Each line of the material below should be reproduced exactly.

— start of AVAILABLE DATA —

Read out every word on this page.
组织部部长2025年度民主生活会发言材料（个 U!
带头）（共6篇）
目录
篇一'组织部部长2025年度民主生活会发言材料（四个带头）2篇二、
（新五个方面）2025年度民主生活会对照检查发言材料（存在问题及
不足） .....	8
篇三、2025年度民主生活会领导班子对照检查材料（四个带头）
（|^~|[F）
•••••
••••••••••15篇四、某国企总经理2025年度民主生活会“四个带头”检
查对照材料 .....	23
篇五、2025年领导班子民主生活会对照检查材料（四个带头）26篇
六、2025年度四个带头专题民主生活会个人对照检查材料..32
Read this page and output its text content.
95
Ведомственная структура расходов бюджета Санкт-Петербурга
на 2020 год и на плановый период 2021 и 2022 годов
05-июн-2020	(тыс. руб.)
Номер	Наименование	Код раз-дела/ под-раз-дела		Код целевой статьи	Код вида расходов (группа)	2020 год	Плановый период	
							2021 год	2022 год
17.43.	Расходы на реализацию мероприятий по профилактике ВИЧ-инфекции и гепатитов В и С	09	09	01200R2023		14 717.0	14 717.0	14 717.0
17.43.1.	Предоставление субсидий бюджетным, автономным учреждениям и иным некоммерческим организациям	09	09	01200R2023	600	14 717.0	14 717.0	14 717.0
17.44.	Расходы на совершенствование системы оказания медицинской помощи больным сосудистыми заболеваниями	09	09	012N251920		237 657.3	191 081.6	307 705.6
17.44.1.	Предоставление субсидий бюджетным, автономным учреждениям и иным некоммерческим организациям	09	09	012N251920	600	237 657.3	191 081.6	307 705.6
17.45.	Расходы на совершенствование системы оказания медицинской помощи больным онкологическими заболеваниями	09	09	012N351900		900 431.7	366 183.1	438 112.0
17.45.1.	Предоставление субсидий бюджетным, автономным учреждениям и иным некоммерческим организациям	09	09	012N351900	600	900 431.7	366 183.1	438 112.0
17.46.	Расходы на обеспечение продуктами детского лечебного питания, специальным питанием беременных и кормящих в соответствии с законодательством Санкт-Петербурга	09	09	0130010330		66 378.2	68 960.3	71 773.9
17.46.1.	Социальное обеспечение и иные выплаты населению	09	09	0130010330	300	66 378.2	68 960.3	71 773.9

— end of AVAILABLE DATA —

▶ THE REPLY
Read out every word on this page.
组织部部长2025年度民主生活会发言材料（个 U!
带头）（共6篇）
目录
篇一'组织部部长2025年度民主生活会发言材料（四个带头）2篇二、
（新五个方面）2025年度民主生活会对照检查发言材料（存在问题及
不足） .....	8
篇三、2025年度民主生活会领导班子对照检查材料（四个带头）
（|^~|[F）
•••••
••••••••••15篇四、某国企总经理2025年度民主生活会“四个带头”检
查对照材料 .....	23
篇五、2025年领导班子民主生活会对照检查材料（四个带头）26篇
六、2025年度四个带头专题民主生活会个人对照检查材料..32
Read this page and output its text content.
95
Ведомственная структура расходов бюджета Санкт-Петербурга
на 2020 год и на плановый период 2021 и 2022 годов
05-июн-2020	(тыс. руб.)
Номер	Наименование	Код раз-дела/ под-раз-дела		Код целевой статьи	Код вида расходов (группа)	2020 год	Плановый период	
							2021 год	2022 год
17.43.	Расходы на реализацию мероприятий по профилактике ВИЧ-инфекции и гепатитов В и С	09	09	01200R2023		14 717.0	14 717.0	14 717.0
17.43.1.	Предоставление субсидий бюджетным, автономным учреждениям и иным некоммерческим организациям	09	09	01200R2023	600	14 717.0	14 717.0	14 717.0
17.44.	Расходы на совершенствование системы оказания медицинской помощи больным сосудистыми заболеваниями	09	09	012N251920		237 657.3	191 081.6	307 705.6
17.44.1.	Предоставление субсидий бюджетным, автономным учреждениям и иным некоммерческим организациям	09	09	012N251920	600	237 657.3	191 081.6	307 705.6
17.45.	Расходы на совершенствование системы оказания медицинской помощи больным онкологическими заболеваниями	09	09	012N351900		900 431.7	366 183.1	438 112.0
17.45.1.	Предоставление субсидий бюджетным, автономным учреждениям и иным некоммерческим организациям	09	09	012N351900	600	900 431.7	366 183.1	438 112.0
17.46.	Расходы на обеспечение продуктами детского лечебного питания, специальным питанием беременных и кормящих в соответствии с законодательством Санкт-Петербурга	09	09	0130010330		66 378.2	68 960.3	71 773.9
17.46.1.	Социальное обеспечение и иные выплаты населению	09	09	0130010330	300	66 378.2	68 960.3	71 773.9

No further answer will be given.